### Assigned task
Check every line of the records below for the string "safety" and copy the ones that have it.

▬▬▬

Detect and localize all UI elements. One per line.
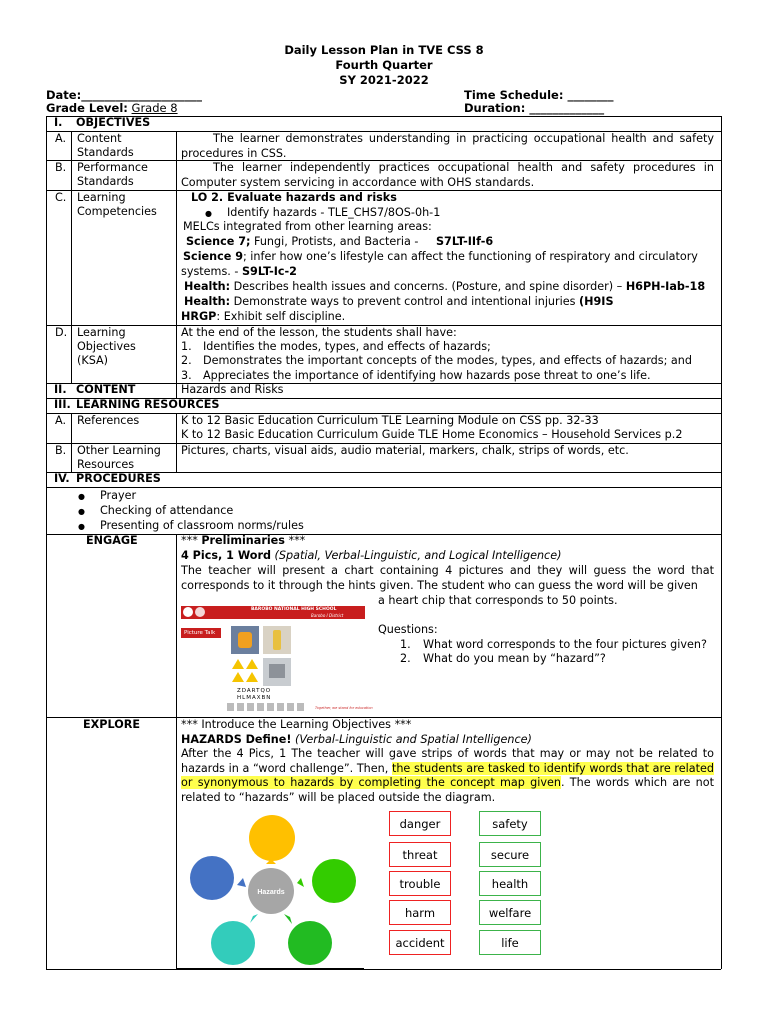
- other-resources-text: Pictures, charts, visual aids, audio material, markers, chalk, strips of words, etc.: [181, 444, 629, 457]
- word-threat: threat: [389, 842, 451, 867]
- concept-circle-top: [249, 815, 295, 861]
- performance-standards-label1: Performance: [77, 161, 148, 174]
- learning-objectives-label1: Learning: [77, 326, 126, 339]
- letter-clues-1: ZDARTQO: [237, 688, 272, 694]
- engage-text: The teacher will present a chart containing 4 pictures and they will guess the word that corresponds to it through the hints given. The student who can guess the word will be given: [181, 564, 714, 592]
- question-1-text: What word corresponds to the four pictures given?: [423, 638, 707, 651]
- competencies-letter: C.: [55, 191, 67, 204]
- hazard-signs-photo: [231, 658, 259, 686]
- word-harm: harm: [389, 900, 451, 925]
- competency-bullet: ● Identify hazards - TLE_CHS7/8OS-0h-1: [227, 206, 440, 221]
- health1-text: Describes health issues and concerns. (Posture, and spine disorder) –: [230, 280, 626, 293]
- seal-icon: [195, 607, 205, 617]
- prelim-pre: ***: [181, 534, 202, 547]
- objectives-intro: At the end of the lesson, the students shall have:: [181, 326, 457, 339]
- health2-text: Demonstrate ways to prevent control and intentional injuries: [230, 295, 580, 308]
- references-letter: A.: [55, 414, 67, 427]
- picture-talk-tab: Picture Talk: [181, 628, 221, 638]
- duration-field: [464, 101, 604, 115]
- objective-2-text: Demonstrates the important concepts of the modes, types, and effects of hazards; and: [203, 354, 692, 367]
- objective-3-text: Appreciates the importance of identifying how hazards pose threat to one’s life.: [203, 369, 651, 382]
- hazard-photo: [263, 658, 291, 686]
- duration-line: _____________: [529, 101, 605, 115]
- learning-objectives-label2: Objectives: [77, 340, 136, 353]
- school-year: SY 2021-2022: [339, 73, 429, 87]
- explore-text-highlight: the students are tasked to identify words that are related or synonymous to hazards by completing the concept map given: [181, 761, 714, 790]
- quarter: Fourth Quarter: [335, 58, 433, 72]
- reference-line-1: K to 12 Basic Education Curriculum TLE Learning Module on CSS pp. 32-33: [181, 414, 599, 427]
- word-welfare: welfare: [479, 900, 541, 925]
- word-life: life: [479, 930, 541, 955]
- performance-standards-text: The learner independently practices occupational health and safety procedures in Computer system servicing in accordance with OHS standards.: [181, 161, 714, 189]
- objective-2-num: 2.: [181, 354, 192, 367]
- letter-clues-2: HLMAXBN: [237, 695, 272, 701]
- competencies-label1: Learning: [77, 191, 126, 204]
- concept-center-label: Hazards: [257, 889, 285, 896]
- preliminaries: Preliminaries: [201, 534, 285, 547]
- resources-num: III.: [54, 398, 71, 411]
- word-secure: secure: [479, 842, 541, 867]
- explore-activity-line: [181, 733, 532, 748]
- other-resources-letter: B.: [55, 444, 67, 457]
- date-label: Date:: [46, 88, 82, 102]
- engage-text-2: a heart chip that corresponds to 50 points.: [378, 594, 618, 607]
- health1-label: Health:: [184, 280, 231, 293]
- question-2-num: 2.: [400, 652, 411, 665]
- date-field: [46, 88, 202, 102]
- page-title: Daily Lesson Plan in TVE CSS 8: [284, 43, 484, 57]
- prelim-post: ***: [284, 534, 306, 547]
- hazard-photo: [231, 626, 259, 654]
- procedure-bullet-3: ● Presenting of classroom norms/rules: [100, 519, 304, 534]
- performance-standards-label2: Standards: [77, 175, 134, 188]
- word-trouble: trouble: [389, 871, 451, 896]
- science9-line: [183, 250, 698, 265]
- district-name: Barobo I District: [311, 613, 344, 618]
- arrow-left: [237, 878, 246, 887]
- explore-intro: *** Introduce the Learning Objectives ***: [181, 718, 412, 731]
- health2-label: Health:: [184, 295, 231, 308]
- objective-3-num: 3.: [181, 369, 192, 382]
- arrow-bottom-left: [250, 914, 258, 923]
- engage-activity-line: [181, 549, 561, 564]
- question-1-num: 1.: [400, 638, 411, 651]
- science9-text2: systems. -: [181, 265, 242, 278]
- science7-text: Fungi, Protists, and Bacteria -: [250, 235, 419, 248]
- concept-circle-left: [190, 856, 234, 900]
- science9-line2: [181, 265, 297, 280]
- explore-text: [181, 747, 714, 805]
- concept-map: [180, 808, 370, 970]
- grade-field: [46, 101, 178, 115]
- health2-code: (H9IS: [579, 295, 614, 308]
- science9-label: Science 9: [183, 250, 243, 263]
- learning-objectives-letter: D.: [55, 326, 68, 339]
- other-resources-label2: Resources: [77, 458, 135, 471]
- objective-1-text: Identifies the modes, types, and effects of hazards;: [203, 340, 491, 353]
- time-field: [464, 88, 613, 102]
- objective-1-num: 1.: [181, 340, 192, 353]
- content-standards-label1: Content: [77, 132, 122, 145]
- time-label: Time Schedule:: [464, 88, 564, 102]
- hrgp-line: [181, 310, 345, 325]
- science7-line: [186, 235, 418, 250]
- content-label: CONTENT: [76, 383, 136, 396]
- picture-talk-image: [181, 606, 373, 714]
- engage-activity-note: (Spatial, Verbal-Linguistic, and Logical Intelligence): [270, 549, 562, 562]
- content-standards-letter: A.: [55, 132, 67, 145]
- footer-tagline: Together, we stand for education: [315, 706, 373, 710]
- references-label: References: [77, 414, 140, 427]
- hrgp-label: HRGP: [181, 310, 217, 323]
- word-safety: safety: [479, 811, 541, 836]
- word-accident: accident: [389, 930, 451, 955]
- question-2-text: What do you mean by “hazard”?: [423, 652, 606, 665]
- objectives-heading: OBJECTIVES: [76, 116, 151, 129]
- science9-text: ; infer how one’s lifestyle can affect the functioning of respiratory and circulatory: [242, 250, 698, 263]
- resources-label: LEARNING RESOURCES: [76, 398, 220, 411]
- procedure-bullet-1: ● Prayer: [100, 489, 136, 504]
- seal-icon: [183, 607, 193, 617]
- hazard-photo: [263, 626, 291, 654]
- science9-code: S9LT-Ic-2: [241, 265, 297, 278]
- health2-line: [184, 295, 614, 310]
- content-standards-text: The learner demonstrates understanding in practicing occupational health and safety procedures in CSS.: [181, 132, 714, 160]
- arrow-bottom-right: [284, 914, 292, 924]
- word-health: health: [479, 871, 541, 896]
- performance-standards-letter: B.: [55, 161, 67, 174]
- health1-code: H6PH-Iab-18: [625, 280, 706, 293]
- science7-code: S7LT-IIf-6: [436, 235, 494, 248]
- procedures-num: IV.: [54, 472, 70, 485]
- lo-heading: LO 2. Evaluate hazards and risks: [191, 191, 397, 204]
- grade-value: Grade 8: [131, 101, 178, 115]
- objectives-num: I.: [54, 116, 63, 129]
- grade-label: Grade Level:: [46, 101, 128, 115]
- content-standards-label2: Standards: [77, 146, 134, 159]
- concept-circle-bottom-right: [288, 921, 332, 965]
- hrgp-text: : Exhibit self discipline.: [216, 310, 346, 323]
- explore-activity-note: (Verbal-Linguistic and Spatial Intelligence): [291, 733, 532, 746]
- concept-circle-right: [312, 859, 356, 903]
- explore-text-b: . The words which are not related to “hazards” will be placed outside the diagram.: [181, 776, 715, 804]
- date-line: _____________________: [81, 88, 202, 102]
- explore-activity: HAZARDS Define!: [181, 733, 292, 746]
- concept-circle-bottom-left: [211, 921, 255, 965]
- other-resources-label1: Other Learning: [77, 444, 161, 457]
- learning-objectives-label3: (KSA): [77, 354, 109, 367]
- procedures-label: PROCEDURES: [76, 472, 161, 485]
- explore-text-a: After the 4 Pics, 1 The teacher will gave strips of words that may or may not be related to hazards in a “word challenge”. Then,: [181, 747, 714, 775]
- procedure-bullet-2: ● Checking of attendance: [100, 504, 233, 519]
- health1-line: [184, 280, 705, 295]
- engage-activity: 4 Pics, 1 Word: [181, 549, 271, 562]
- questions-label: Questions:: [378, 623, 438, 636]
- science7-label: Science 7;: [186, 235, 251, 248]
- preliminaries-line: [181, 534, 305, 549]
- school-name: BAROBO NATIONAL HIGH SCHOOL: [251, 607, 337, 612]
- explore-label: EXPLORE: [83, 718, 140, 731]
- answer-boxes: [227, 703, 307, 711]
- content-num: II.: [54, 383, 67, 396]
- melcs-line: MELCs integrated from other learning areas:: [183, 220, 432, 233]
- reference-line-2: K to 12 Basic Education Curriculum Guide TLE Home Economics – Household Services p.2: [181, 428, 683, 441]
- duration-label: Duration:: [464, 101, 526, 115]
- content-value: Hazards and Risks: [181, 383, 284, 396]
- time-line: ________: [567, 88, 614, 102]
- engage-label: ENGAGE: [86, 534, 138, 547]
- arrow-right: [297, 878, 304, 887]
- competencies-label2: Competencies: [77, 205, 157, 218]
- word-danger: danger: [389, 811, 451, 836]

▬▬▬

### Answer for this exercise
- performance-standards-text: The learner independently practices occupational health and safety procedures in Computer system servicing in accordance with OHS standards.: [181, 161, 714, 189]
- word-safety: safety: [479, 811, 541, 836]
- content-standards-text: The learner demonstrates understanding in practicing occupational health and safety procedures in CSS.: [181, 132, 714, 160]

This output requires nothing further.